[Excerpt from a dataset]
════════════════════

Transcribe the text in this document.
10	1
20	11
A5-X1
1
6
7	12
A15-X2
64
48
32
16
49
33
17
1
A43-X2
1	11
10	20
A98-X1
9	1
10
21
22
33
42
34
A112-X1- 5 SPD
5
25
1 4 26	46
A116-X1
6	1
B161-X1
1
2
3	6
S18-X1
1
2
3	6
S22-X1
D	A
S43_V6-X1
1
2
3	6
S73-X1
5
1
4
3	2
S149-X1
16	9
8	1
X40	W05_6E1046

════════════════════

*Set problem:*
Provide an exact reproduction of all the entries shown above.

*Written solution:*
Transcribe the text in this document.
10	1
20	11
A5-X1
1
6
7	12
A15-X2
64
48
32
16
49
33
17
1
A43-X2
1	11
10	20
A98-X1
9	1
10
21
22
33
42
34
A112-X1- 5 SPD
5
25
1 4 26	46
A116-X1
6	1
B161-X1
1
2
3	6
S18-X1
1
2
3	6
S22-X1
D	A
S43_V6-X1
1
2
3	6
S73-X1
5
1
4
3	2
S149-X1
16	9
8	1
X40	W05_6E1046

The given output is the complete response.